* Provided records

━━━━━━

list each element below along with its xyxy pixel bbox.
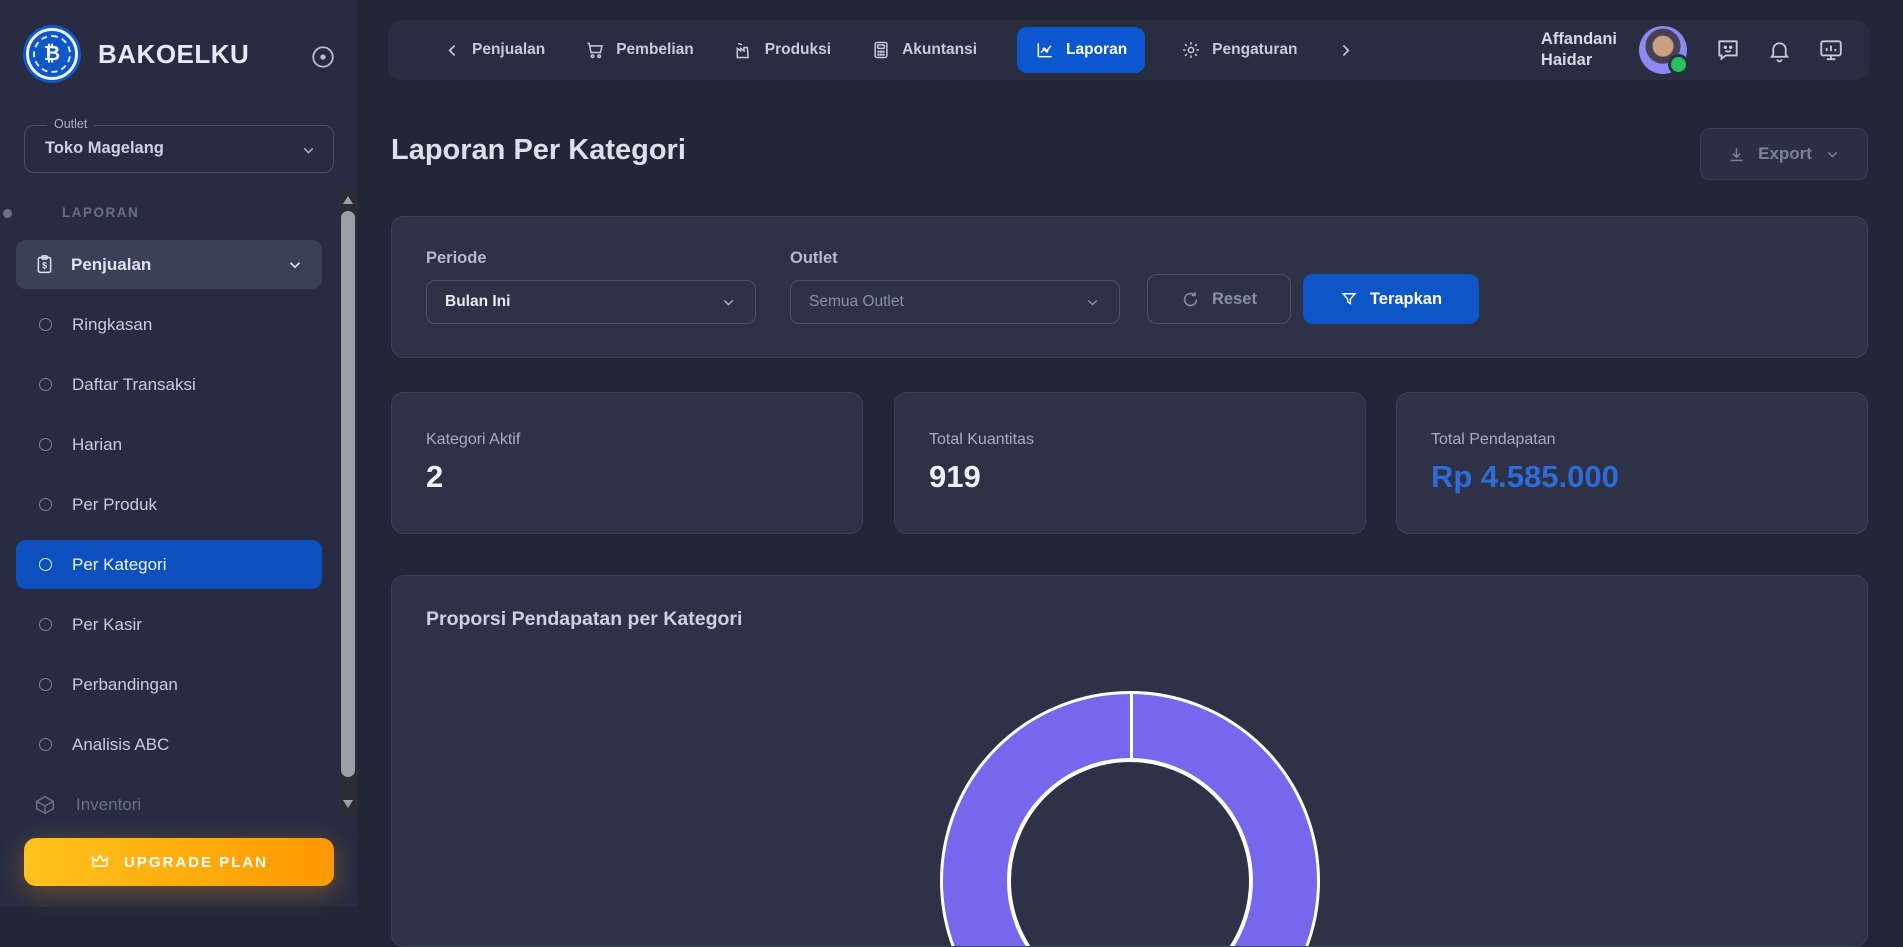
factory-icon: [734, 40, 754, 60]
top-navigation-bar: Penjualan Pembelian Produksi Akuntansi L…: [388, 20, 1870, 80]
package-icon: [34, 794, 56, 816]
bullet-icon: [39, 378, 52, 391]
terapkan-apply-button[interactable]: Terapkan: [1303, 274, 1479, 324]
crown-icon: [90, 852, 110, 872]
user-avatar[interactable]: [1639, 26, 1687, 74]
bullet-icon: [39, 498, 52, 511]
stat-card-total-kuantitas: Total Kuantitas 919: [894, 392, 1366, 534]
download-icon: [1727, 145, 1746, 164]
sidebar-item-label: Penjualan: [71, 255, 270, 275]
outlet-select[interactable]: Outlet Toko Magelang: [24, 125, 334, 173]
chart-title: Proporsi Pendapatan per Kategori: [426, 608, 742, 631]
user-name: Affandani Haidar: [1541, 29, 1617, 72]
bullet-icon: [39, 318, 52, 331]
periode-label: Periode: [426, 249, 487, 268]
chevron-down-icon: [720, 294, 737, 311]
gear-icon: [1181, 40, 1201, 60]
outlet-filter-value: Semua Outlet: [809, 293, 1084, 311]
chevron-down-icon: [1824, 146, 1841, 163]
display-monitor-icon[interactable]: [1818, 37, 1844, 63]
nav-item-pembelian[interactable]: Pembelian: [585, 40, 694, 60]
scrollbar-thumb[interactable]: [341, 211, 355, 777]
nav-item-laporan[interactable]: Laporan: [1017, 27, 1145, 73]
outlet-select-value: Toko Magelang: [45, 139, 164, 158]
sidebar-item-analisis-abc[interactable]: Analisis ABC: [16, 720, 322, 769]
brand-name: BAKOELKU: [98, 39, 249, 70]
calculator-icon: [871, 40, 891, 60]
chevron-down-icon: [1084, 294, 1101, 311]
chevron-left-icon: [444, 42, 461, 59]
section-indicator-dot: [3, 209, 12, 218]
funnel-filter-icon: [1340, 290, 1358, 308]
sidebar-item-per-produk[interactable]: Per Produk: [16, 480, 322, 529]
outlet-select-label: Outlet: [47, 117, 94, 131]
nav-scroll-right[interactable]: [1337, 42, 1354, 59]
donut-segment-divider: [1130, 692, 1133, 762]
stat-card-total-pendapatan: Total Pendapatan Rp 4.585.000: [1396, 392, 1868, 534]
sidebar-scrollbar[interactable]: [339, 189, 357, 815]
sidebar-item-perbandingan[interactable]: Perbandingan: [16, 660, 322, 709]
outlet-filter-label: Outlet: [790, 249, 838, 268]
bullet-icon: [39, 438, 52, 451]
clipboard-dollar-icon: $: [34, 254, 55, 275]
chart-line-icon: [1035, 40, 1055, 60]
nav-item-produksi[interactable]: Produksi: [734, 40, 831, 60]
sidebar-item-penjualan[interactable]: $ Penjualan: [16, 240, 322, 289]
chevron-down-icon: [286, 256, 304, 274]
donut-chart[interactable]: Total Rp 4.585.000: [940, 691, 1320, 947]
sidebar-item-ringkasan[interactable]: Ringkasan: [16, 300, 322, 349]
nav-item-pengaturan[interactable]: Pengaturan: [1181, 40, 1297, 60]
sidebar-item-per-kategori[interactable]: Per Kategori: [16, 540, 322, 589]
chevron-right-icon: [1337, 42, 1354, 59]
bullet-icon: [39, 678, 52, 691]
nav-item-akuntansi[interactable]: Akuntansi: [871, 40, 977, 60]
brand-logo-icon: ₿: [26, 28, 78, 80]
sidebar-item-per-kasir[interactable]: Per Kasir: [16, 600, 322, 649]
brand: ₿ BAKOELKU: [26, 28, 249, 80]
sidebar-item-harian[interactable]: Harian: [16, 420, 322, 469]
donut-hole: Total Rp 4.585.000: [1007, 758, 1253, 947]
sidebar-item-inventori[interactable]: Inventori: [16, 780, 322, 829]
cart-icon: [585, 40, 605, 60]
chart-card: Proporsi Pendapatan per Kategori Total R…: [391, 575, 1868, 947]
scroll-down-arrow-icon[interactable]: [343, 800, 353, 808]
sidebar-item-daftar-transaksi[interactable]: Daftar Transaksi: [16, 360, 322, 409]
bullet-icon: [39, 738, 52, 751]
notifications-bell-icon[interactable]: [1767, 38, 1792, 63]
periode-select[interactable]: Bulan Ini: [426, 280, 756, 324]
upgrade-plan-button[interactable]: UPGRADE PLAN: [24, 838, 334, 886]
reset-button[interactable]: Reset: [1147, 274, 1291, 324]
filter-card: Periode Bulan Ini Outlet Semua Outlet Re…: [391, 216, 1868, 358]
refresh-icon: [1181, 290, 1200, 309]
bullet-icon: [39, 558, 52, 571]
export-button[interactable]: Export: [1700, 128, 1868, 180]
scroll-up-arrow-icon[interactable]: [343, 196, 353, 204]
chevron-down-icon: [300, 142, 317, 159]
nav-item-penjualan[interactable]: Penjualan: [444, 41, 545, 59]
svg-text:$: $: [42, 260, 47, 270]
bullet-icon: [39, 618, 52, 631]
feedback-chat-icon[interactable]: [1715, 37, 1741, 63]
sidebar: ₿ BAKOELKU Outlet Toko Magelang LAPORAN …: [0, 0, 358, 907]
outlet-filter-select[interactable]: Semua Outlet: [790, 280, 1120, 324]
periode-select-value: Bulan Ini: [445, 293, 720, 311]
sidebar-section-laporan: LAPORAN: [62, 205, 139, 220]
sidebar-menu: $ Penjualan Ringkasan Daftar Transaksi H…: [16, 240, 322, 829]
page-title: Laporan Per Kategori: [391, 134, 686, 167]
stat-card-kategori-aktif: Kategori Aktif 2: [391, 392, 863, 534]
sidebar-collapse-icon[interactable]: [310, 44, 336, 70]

━━━━━━

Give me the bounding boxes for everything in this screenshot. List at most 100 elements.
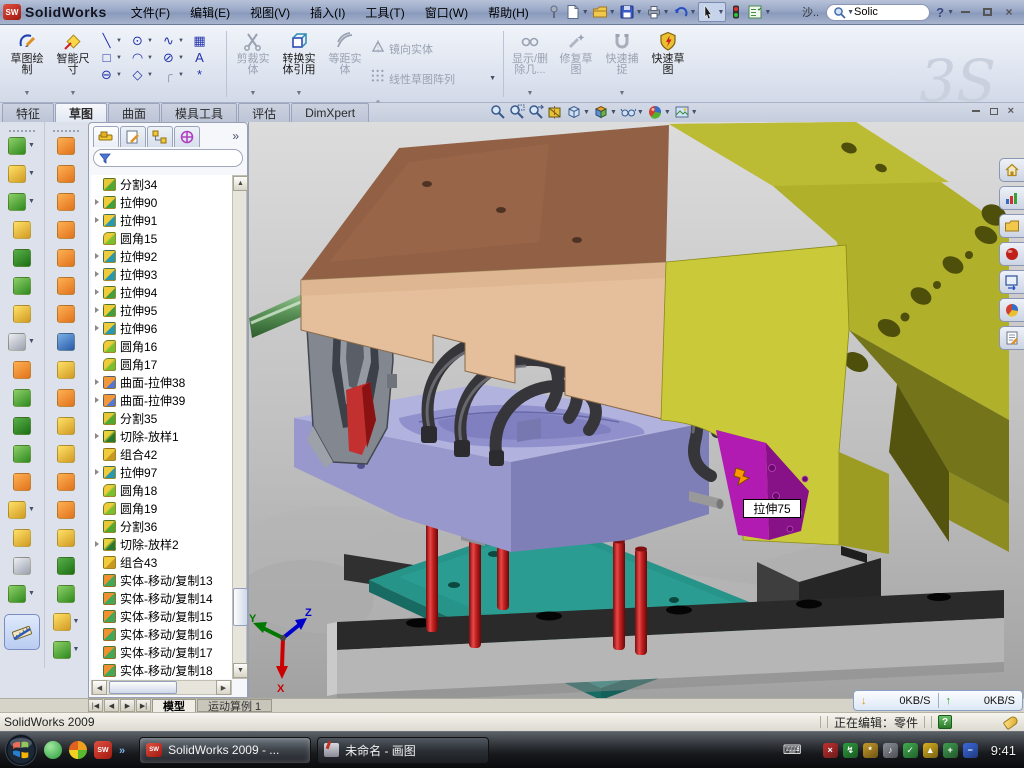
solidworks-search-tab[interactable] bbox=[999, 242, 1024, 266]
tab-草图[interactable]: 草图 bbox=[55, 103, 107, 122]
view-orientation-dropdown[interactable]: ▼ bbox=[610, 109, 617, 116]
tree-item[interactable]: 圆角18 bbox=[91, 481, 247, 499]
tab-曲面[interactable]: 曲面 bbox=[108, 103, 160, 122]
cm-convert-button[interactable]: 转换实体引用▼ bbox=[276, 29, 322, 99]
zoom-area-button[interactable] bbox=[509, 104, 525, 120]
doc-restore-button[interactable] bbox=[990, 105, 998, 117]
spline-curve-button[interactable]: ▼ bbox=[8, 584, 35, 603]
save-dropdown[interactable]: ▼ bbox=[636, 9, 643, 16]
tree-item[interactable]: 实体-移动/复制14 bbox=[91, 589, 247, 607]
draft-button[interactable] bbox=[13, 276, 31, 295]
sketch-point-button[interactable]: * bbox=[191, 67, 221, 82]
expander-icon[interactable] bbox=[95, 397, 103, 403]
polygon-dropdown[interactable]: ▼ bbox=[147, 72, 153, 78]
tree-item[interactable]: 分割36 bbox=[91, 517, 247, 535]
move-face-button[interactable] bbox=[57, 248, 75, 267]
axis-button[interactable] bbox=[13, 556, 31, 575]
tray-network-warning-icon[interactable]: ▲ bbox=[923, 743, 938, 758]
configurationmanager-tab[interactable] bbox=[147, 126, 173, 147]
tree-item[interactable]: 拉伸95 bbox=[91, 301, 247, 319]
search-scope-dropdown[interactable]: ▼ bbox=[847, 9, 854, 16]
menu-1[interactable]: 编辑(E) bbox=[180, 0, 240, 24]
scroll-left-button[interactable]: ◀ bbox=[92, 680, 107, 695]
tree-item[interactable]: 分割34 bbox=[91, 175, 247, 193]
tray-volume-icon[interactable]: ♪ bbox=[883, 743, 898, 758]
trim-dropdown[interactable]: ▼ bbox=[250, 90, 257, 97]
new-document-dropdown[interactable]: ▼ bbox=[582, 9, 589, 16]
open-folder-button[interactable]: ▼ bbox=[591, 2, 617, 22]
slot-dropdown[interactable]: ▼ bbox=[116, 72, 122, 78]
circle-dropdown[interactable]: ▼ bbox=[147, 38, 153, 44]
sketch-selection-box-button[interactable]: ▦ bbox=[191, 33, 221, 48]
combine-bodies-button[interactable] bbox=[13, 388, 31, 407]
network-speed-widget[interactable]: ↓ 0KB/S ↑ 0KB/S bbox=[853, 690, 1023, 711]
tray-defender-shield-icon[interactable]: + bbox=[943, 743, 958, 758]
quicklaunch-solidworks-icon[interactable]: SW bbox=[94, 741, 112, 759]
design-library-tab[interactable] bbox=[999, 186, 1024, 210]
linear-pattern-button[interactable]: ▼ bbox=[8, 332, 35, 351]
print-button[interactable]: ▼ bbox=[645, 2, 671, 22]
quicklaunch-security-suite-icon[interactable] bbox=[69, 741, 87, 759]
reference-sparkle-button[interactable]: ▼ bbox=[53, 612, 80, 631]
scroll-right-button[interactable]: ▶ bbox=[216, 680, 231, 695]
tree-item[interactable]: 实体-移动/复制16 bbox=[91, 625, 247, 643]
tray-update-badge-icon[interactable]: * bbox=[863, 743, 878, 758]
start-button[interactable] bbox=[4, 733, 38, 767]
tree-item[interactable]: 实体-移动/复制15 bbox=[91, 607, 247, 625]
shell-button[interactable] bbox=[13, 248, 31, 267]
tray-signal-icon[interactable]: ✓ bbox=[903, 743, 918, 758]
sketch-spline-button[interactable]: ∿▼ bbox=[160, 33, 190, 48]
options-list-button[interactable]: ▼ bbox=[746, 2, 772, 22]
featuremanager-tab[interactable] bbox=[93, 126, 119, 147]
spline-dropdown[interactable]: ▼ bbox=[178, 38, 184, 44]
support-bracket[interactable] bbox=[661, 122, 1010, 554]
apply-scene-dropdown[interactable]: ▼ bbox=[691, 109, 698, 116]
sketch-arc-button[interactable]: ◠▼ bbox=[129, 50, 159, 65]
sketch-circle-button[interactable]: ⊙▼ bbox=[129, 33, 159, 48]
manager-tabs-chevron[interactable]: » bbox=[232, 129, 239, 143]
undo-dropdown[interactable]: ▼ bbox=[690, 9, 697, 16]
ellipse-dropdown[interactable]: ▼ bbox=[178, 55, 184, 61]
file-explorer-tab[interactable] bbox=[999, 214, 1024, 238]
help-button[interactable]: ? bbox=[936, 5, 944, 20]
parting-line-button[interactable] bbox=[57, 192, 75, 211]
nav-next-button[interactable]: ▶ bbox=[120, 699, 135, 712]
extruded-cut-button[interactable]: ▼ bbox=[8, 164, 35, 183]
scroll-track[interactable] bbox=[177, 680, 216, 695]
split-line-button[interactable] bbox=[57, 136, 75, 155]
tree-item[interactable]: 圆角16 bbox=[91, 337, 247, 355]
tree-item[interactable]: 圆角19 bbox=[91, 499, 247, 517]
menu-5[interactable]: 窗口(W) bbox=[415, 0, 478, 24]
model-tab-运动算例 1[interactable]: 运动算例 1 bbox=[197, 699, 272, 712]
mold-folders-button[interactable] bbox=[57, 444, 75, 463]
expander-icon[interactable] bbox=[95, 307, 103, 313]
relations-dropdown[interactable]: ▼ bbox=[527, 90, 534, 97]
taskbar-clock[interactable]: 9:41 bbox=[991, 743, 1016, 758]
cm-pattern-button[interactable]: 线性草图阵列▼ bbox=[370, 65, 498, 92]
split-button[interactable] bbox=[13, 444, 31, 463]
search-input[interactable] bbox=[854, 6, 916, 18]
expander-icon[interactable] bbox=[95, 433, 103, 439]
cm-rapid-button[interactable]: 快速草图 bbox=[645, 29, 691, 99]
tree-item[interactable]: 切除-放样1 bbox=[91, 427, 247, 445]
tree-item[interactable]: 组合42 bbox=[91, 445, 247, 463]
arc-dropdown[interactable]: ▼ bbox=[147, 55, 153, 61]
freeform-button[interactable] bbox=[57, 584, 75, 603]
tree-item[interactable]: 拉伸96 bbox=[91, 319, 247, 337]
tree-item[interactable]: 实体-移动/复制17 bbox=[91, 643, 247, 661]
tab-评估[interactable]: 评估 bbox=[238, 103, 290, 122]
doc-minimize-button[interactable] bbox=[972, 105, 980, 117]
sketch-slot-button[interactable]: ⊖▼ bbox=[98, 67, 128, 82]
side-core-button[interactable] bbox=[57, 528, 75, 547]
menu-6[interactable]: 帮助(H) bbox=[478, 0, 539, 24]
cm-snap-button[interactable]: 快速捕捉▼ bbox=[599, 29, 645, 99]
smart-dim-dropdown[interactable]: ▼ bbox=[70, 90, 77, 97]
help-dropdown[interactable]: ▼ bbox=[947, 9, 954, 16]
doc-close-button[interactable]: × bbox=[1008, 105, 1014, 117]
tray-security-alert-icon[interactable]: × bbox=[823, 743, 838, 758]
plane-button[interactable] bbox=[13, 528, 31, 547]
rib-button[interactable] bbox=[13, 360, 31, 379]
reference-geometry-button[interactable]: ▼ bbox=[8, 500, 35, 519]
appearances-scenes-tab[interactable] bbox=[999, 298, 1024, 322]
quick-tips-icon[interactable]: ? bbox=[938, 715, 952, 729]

━━━━━━

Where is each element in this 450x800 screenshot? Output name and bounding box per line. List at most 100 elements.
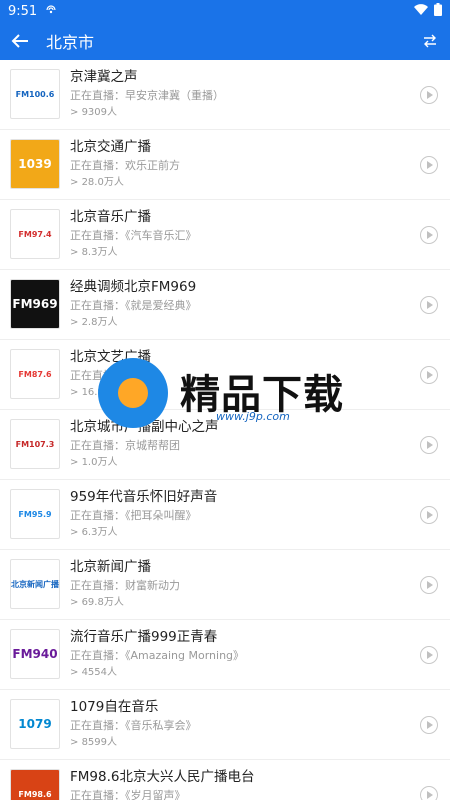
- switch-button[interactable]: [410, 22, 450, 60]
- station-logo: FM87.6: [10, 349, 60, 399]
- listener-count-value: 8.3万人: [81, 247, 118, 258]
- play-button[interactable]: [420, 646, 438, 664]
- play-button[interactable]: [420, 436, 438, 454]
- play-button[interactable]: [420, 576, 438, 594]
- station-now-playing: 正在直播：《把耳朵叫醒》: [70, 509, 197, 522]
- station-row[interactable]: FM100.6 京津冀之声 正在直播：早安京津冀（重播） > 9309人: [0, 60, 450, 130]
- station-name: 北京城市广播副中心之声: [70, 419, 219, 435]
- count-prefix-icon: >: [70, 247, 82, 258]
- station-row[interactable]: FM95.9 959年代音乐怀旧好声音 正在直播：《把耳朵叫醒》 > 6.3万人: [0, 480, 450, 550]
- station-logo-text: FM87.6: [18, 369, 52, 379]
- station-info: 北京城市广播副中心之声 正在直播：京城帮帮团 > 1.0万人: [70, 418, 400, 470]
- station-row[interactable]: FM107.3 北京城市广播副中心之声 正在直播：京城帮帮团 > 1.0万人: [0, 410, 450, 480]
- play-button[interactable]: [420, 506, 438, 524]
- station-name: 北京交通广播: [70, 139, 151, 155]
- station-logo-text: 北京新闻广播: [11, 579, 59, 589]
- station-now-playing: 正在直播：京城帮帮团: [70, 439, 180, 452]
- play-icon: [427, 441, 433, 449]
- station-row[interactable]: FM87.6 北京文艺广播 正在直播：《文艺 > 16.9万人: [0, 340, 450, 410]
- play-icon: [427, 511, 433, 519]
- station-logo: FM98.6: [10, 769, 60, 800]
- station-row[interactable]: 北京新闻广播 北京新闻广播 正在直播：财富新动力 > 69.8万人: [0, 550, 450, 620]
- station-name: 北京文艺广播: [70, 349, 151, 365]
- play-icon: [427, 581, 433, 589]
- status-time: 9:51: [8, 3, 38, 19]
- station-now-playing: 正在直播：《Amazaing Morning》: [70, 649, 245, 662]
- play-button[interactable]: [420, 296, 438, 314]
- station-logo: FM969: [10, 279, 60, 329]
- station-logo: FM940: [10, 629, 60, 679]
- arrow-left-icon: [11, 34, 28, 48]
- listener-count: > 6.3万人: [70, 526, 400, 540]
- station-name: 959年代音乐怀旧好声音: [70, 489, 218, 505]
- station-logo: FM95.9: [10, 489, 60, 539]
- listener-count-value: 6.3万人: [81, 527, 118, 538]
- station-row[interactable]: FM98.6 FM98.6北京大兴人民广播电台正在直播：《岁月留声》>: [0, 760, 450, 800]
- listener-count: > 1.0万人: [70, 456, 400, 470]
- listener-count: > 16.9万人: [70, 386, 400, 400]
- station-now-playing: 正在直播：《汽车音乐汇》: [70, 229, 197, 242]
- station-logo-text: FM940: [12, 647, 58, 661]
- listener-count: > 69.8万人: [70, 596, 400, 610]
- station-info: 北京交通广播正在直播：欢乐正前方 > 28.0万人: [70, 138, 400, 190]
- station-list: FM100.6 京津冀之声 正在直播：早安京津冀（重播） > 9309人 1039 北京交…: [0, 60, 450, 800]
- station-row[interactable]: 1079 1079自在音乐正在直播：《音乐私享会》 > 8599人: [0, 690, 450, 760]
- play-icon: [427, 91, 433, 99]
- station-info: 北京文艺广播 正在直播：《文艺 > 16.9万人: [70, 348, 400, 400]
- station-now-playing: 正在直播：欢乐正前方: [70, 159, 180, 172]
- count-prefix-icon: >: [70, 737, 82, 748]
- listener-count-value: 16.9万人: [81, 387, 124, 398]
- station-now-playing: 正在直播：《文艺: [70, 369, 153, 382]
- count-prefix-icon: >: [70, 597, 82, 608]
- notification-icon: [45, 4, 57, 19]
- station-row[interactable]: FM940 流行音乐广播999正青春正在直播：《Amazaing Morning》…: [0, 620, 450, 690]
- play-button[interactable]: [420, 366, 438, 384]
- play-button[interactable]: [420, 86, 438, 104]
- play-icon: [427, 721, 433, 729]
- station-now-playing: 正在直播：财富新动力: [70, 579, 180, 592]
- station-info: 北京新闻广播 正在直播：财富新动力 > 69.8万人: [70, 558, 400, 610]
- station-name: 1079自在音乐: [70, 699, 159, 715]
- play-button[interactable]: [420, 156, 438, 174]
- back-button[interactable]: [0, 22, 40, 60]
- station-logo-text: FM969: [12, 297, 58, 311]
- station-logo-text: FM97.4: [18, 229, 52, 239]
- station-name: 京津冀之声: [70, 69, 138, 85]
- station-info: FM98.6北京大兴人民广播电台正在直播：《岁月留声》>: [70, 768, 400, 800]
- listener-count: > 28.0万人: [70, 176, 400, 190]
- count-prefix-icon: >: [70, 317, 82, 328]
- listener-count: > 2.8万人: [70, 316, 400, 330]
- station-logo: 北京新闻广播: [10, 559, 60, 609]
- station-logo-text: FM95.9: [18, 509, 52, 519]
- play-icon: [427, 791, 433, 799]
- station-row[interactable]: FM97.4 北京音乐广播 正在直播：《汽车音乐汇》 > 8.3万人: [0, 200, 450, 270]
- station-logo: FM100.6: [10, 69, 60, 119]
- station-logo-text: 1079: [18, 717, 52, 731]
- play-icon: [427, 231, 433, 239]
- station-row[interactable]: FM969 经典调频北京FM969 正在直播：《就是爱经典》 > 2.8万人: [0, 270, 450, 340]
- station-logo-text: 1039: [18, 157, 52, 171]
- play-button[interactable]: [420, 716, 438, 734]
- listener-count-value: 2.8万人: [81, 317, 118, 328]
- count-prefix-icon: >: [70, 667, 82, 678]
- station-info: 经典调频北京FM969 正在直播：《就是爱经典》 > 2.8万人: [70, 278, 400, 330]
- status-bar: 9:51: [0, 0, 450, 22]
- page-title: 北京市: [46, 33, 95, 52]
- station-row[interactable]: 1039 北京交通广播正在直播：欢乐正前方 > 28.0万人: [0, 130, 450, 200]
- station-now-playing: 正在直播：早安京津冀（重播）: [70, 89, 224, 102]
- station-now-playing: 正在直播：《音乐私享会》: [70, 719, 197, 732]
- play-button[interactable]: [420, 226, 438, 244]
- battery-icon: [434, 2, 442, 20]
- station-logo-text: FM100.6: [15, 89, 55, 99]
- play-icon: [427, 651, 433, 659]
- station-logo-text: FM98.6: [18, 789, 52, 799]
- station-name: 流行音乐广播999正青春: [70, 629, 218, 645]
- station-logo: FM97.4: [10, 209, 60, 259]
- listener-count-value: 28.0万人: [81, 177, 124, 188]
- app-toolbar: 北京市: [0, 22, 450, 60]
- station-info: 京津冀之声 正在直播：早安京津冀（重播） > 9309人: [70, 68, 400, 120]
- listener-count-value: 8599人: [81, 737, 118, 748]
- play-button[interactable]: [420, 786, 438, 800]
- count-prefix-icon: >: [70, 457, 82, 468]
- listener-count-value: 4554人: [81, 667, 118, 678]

━━━━━━

How many lines in the material above contain the string "network", matching case exactly? Give only the number.

2